• [What is expected]:
Find the string "Quale" in the listing and report every line that has it.

• [Information shown]:

* BEGIN *

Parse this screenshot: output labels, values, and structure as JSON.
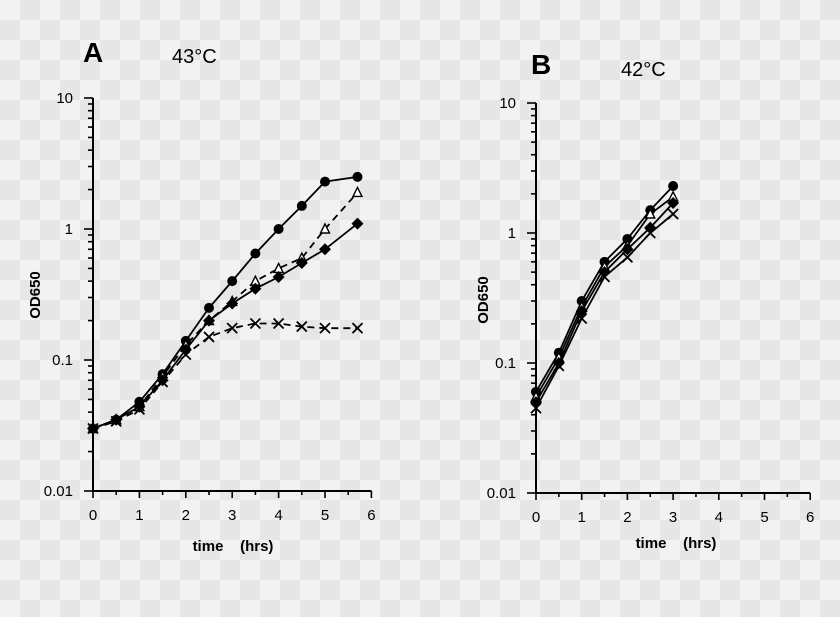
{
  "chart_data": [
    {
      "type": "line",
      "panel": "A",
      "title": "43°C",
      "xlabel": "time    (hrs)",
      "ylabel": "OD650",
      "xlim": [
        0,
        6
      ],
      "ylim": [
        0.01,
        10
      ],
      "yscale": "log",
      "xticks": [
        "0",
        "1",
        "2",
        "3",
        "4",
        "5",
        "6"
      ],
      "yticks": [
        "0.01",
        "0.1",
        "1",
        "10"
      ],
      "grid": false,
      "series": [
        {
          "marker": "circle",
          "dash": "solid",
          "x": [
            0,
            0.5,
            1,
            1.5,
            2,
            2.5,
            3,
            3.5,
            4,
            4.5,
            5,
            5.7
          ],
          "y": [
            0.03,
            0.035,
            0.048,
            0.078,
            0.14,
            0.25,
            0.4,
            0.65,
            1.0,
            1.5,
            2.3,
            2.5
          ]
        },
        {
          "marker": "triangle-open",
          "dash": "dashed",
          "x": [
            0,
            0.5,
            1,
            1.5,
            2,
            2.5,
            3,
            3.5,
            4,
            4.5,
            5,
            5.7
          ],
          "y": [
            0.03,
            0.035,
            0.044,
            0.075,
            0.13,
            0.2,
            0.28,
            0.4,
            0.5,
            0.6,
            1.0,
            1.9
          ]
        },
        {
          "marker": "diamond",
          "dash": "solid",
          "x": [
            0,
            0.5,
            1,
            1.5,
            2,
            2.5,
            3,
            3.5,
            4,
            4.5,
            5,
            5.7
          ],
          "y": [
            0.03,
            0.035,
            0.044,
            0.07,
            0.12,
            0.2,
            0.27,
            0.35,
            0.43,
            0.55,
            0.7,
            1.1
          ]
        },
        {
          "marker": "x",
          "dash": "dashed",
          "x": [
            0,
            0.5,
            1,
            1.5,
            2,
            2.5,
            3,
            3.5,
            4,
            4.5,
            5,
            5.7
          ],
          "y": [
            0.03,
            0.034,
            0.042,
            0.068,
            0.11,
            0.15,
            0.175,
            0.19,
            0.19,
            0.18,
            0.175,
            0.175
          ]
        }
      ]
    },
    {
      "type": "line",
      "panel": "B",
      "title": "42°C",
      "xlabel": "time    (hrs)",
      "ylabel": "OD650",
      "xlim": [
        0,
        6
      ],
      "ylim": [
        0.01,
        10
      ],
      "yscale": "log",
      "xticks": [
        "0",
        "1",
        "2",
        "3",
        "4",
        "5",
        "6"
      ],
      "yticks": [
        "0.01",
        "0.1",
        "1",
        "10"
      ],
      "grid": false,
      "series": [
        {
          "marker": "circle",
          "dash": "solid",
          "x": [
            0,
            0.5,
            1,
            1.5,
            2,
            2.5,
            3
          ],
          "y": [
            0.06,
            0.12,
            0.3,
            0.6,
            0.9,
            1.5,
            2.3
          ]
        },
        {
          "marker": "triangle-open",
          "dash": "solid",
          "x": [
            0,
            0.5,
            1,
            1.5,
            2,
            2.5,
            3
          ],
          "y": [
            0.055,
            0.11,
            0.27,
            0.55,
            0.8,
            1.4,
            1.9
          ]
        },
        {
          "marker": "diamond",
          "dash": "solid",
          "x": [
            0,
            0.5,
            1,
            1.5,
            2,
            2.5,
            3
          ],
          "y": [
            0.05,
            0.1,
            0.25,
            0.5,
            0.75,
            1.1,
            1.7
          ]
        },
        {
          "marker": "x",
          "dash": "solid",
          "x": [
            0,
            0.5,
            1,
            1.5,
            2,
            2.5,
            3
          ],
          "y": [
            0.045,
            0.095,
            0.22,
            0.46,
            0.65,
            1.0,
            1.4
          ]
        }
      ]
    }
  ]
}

* END *
* BEGIN *

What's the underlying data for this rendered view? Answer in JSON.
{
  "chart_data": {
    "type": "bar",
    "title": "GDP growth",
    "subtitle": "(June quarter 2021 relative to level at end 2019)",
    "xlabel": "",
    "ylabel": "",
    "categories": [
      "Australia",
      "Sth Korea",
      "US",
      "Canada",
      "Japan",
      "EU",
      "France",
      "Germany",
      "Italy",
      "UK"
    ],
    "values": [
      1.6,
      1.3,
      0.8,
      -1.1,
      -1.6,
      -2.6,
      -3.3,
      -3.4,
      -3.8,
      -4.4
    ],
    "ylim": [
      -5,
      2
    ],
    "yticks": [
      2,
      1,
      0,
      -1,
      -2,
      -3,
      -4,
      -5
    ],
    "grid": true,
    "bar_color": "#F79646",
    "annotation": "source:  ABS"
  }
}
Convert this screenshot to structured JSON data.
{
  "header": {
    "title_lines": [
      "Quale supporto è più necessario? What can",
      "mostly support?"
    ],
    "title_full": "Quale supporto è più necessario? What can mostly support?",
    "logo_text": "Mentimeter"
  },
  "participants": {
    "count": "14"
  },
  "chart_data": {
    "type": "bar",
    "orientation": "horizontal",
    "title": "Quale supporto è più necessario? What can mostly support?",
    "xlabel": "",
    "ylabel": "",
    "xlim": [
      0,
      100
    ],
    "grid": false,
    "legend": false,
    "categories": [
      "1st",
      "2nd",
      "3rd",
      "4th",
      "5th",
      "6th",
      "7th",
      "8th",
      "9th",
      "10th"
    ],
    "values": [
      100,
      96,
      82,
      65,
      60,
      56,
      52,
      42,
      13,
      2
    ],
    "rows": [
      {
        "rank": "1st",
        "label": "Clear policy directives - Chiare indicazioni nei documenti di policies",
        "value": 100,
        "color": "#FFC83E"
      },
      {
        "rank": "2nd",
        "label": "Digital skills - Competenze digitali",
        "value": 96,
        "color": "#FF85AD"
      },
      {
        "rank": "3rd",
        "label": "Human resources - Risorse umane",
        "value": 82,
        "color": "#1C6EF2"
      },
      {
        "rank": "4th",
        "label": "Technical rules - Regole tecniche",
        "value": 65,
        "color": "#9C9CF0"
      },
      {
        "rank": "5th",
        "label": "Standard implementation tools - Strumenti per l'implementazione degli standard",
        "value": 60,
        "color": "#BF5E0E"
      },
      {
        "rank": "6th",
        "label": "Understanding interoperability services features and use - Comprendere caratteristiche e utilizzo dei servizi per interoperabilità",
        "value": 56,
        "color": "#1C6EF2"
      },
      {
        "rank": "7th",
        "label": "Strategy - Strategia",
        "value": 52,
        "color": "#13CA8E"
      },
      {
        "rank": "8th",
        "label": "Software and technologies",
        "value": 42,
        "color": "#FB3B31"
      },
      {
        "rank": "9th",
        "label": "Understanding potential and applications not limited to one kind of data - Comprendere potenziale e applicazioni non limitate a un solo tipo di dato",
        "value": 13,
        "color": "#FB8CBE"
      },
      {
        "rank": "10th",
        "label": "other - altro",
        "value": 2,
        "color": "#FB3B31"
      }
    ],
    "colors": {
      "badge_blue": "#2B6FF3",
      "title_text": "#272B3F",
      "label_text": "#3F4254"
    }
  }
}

* END *
* BEGIN *

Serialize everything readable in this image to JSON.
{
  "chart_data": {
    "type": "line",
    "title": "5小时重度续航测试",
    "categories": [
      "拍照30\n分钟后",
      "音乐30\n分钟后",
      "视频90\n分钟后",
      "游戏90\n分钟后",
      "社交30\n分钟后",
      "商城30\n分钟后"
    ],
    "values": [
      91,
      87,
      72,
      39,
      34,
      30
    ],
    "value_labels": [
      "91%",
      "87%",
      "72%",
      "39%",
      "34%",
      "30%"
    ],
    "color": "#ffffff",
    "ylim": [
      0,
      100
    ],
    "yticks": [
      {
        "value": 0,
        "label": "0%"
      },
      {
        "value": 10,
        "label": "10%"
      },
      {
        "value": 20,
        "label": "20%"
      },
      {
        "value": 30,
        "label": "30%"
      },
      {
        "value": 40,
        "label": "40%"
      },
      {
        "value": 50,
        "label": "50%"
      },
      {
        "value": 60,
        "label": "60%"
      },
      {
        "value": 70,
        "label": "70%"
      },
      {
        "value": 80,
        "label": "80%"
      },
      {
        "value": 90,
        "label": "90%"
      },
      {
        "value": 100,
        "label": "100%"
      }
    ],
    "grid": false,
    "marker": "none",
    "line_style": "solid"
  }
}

* END *

• [Task output]:
      "Quale supporto è più necessario? What can",
    "title_full": "Quale supporto è più necessario? What can mostly support?",
    "title": "Quale supporto è più necessario? What can mostly support?",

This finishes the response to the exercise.